Saved entries:
>>>>

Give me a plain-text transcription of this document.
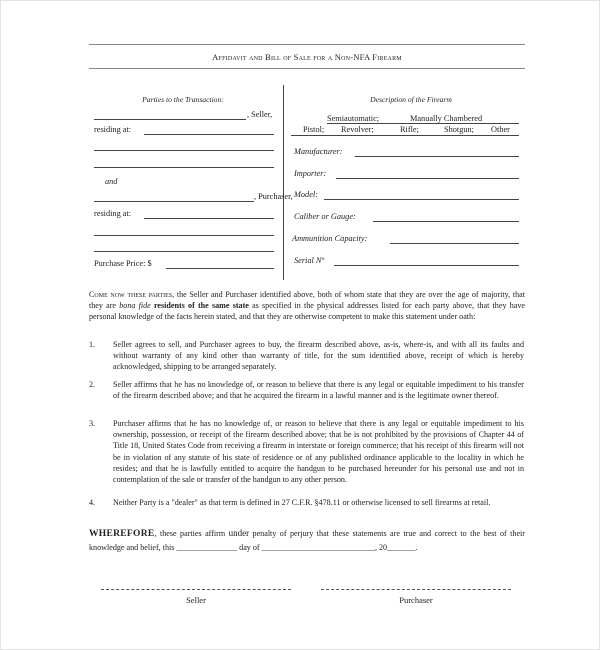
Affidavit and Bill of Sale for a Non-NFA Firearm
Parties to the Transaction:
, Seller,
residing at:
and
, Purchaser,
residing at:
Purchase Price: $
Description of the Firearm
Semiautomatic;	Manually Chambered
Pistol; Revolver;	Rifle;	Shotgun; Other
Manufacturer:
Importer:
Model:
Caliber or Gauge:
Ammunition Capacity:
Serial Nº
Come now these parties, the Seller and Purchaser identified above, both of whom state that they are over the age of majority, that they are bona fide residents of the same state as specified in the physical addresses listed for each party above, that they have personal knowledge of the facts herein stated, and that they are otherwise competent to make this statement under oath:
1. Seller agrees to sell, and Purchaser agrees to buy, the firearm described above, as-is, where-is, and with all its faults and without warranty of any kind other than warranty of title, for the sum identified above, receipt of which is hereby acknowledged, shipping to be arranged separately.
2. Seller affirms that he has no knowledge of, or reason to believe that there is any legal or equitable impediment to his transfer of the firearm described above; and that he acquired the firearm in a lawful manner and is the legitimate owner thereof.
3. Purchaser affirms that he has no knowledge of, or reason to believe that there is any legal or equitable impediment to his ownership, possession, or receipt of the firearm described above; that he is not prohibited by the provisions of Chapter 44 of Title 18, United States Code from receiving a firearm in interstate or foreign commerce; that his receipt of this firearm will not be in violation of any statute of his state of residence or of any published ordinance applicable to the locality in which he resides; and that he is lawfully entitled to acquire the handgun to be purchased hereunder for his personal use and not in contemplation of the sale or transfer of the handgun to any other person.
4. Neither Party is a "dealer" as that term is defined in 27 C.F.R. §478.11 or otherwise licensed to sell firearms at retail.
WHEREFORE, these parties affirm under penalty of perjury that these statements are true and correct to the best of their knowledge and belief, this _______________ day of ____________________________, 20_______.
Seller	Purchaser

<<<<

§ **GIVEN PROBLEM**
Make an exact copy of all entries above, dropping the images.

§ **RESULT OF THE TASK**
Give me a plain-text transcription of this document.
Affidavit and Bill of Sale for a Non-NFA Firearm
Parties to the Transaction:
, Seller,
residing at:
and
, Purchaser,
residing at:
Purchase Price: $
Description of the Firearm
Semiautomatic;	Manually Chambered
Pistol; Revolver;	Rifle;	Shotgun; Other
Manufacturer:
Importer:
Model:
Caliber or Gauge:
Ammunition Capacity:
Serial Nº
Come now these parties, the Seller and Purchaser identified above, both of whom state that they are over the age of majority, that they are bona fide residents of the same state as specified in the physical addresses listed for each party above, that they have personal knowledge of the facts herein stated, and that they are otherwise competent to make this statement under oath:
1. Seller agrees to sell, and Purchaser agrees to buy, the firearm described above, as-is, where-is, and with all its faults and without warranty of any kind other than warranty of title, for the sum identified above, receipt of which is hereby acknowledged, shipping to be arranged separately.
2. Seller affirms that he has no knowledge of, or reason to believe that there is any legal or equitable impediment to his transfer of the firearm described above; and that he acquired the firearm in a lawful manner and is the legitimate owner thereof.
3. Purchaser affirms that he has no knowledge of, or reason to believe that there is any legal or equitable impediment to his ownership, possession, or receipt of the firearm described above; that he is not prohibited by the provisions of Chapter 44 of Title 18, United States Code from receiving a firearm in interstate or foreign commerce; that his receipt of this firearm will not be in violation of any statute of his state of residence or of any published ordinance applicable to the locality in which he resides; and that he is lawfully entitled to acquire the handgun to be purchased hereunder for his personal use and not in contemplation of the sale or transfer of the handgun to any other person.
4. Neither Party is a "dealer" as that term is defined in 27 C.F.R. §478.11 or otherwise licensed to sell firearms at retail.
WHEREFORE, these parties affirm under penalty of perjury that these statements are true and correct to the best of their knowledge and belief, this _______________ day of ____________________________, 20_______.
Seller	Purchaser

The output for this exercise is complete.